*Your instructions*. State only how many lines contain the string "graph".

(Data excerpts)
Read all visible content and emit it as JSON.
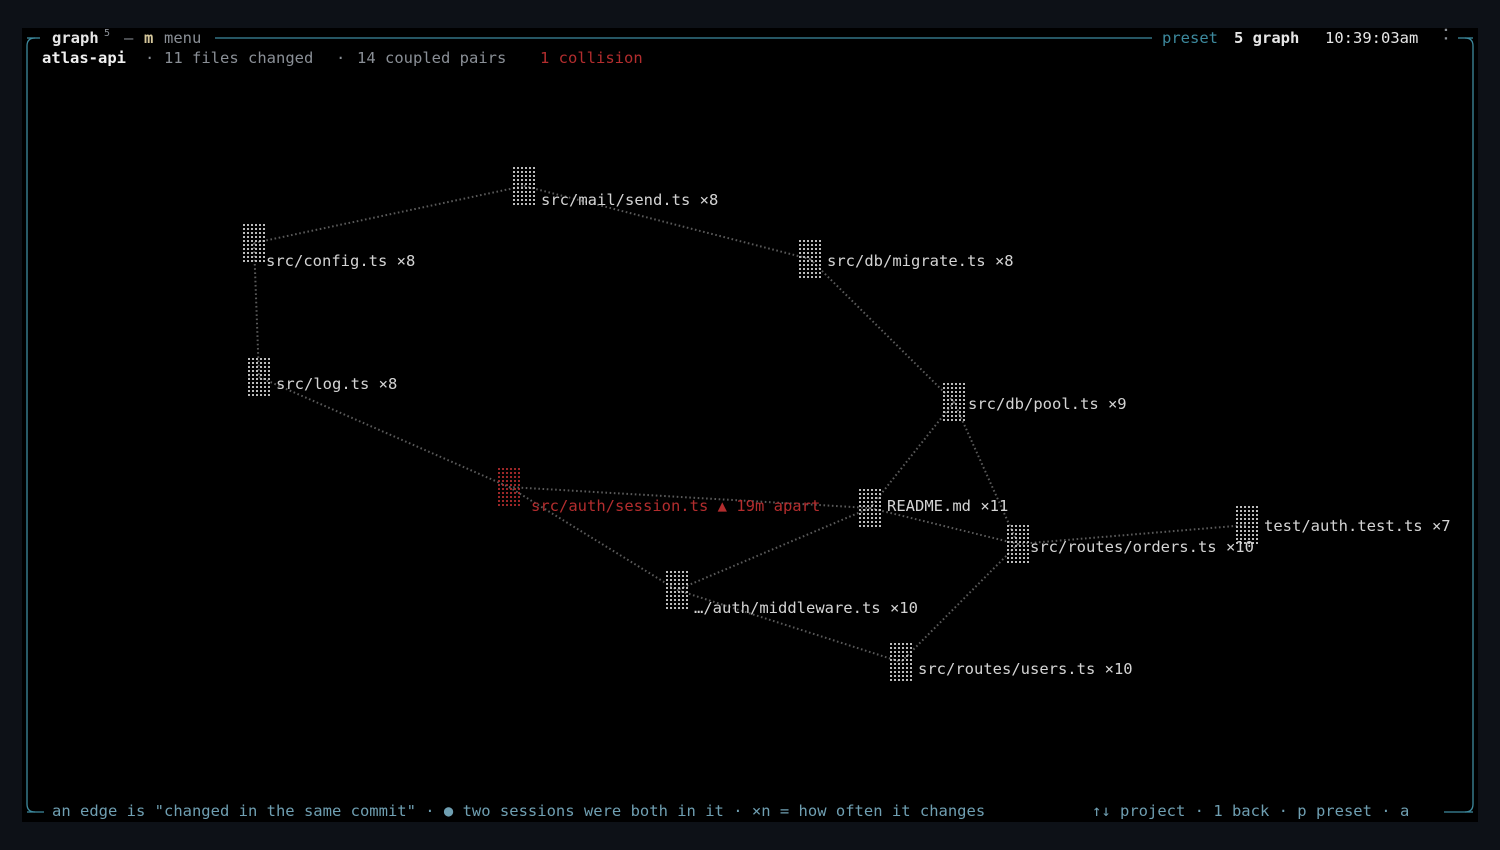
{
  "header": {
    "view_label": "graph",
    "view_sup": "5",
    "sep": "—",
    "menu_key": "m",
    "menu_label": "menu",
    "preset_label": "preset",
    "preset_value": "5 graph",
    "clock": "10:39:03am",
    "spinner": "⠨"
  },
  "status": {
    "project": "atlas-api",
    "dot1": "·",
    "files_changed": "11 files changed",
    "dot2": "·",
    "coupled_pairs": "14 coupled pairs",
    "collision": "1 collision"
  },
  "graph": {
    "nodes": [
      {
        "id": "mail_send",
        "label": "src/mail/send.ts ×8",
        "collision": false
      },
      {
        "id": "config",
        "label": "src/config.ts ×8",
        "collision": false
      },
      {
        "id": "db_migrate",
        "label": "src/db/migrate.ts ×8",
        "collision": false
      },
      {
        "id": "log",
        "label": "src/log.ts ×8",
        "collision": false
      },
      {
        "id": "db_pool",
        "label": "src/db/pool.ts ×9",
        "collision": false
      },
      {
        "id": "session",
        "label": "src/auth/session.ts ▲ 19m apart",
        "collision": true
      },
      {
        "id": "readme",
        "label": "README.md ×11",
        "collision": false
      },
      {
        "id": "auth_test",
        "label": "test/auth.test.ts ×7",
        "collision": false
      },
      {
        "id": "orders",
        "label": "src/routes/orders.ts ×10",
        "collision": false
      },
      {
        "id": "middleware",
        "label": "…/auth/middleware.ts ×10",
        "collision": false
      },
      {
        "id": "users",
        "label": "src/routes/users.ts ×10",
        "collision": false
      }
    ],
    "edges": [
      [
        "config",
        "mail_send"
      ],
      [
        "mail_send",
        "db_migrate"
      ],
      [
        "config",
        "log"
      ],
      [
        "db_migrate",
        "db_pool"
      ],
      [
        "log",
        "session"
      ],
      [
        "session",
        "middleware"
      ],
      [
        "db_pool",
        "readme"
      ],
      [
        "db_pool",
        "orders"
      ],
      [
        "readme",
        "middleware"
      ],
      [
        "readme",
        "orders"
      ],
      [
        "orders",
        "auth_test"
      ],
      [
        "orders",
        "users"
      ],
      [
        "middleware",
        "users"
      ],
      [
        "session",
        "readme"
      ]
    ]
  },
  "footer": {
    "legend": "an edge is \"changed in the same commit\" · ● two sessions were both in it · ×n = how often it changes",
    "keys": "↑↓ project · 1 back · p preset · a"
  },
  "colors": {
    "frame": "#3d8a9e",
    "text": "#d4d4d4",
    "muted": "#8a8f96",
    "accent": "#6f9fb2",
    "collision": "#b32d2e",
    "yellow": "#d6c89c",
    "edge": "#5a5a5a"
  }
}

...

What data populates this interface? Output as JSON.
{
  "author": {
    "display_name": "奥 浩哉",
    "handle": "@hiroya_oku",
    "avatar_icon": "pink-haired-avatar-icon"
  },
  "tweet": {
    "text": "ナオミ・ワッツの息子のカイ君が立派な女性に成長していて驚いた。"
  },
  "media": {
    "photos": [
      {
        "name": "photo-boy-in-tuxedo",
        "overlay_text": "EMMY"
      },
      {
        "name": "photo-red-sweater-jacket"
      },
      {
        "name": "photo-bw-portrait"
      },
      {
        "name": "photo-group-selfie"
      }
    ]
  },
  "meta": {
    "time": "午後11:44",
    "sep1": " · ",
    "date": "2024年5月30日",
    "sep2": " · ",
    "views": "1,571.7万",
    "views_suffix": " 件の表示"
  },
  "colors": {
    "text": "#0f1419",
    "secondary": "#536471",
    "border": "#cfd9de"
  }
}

*Solved exercise*. 3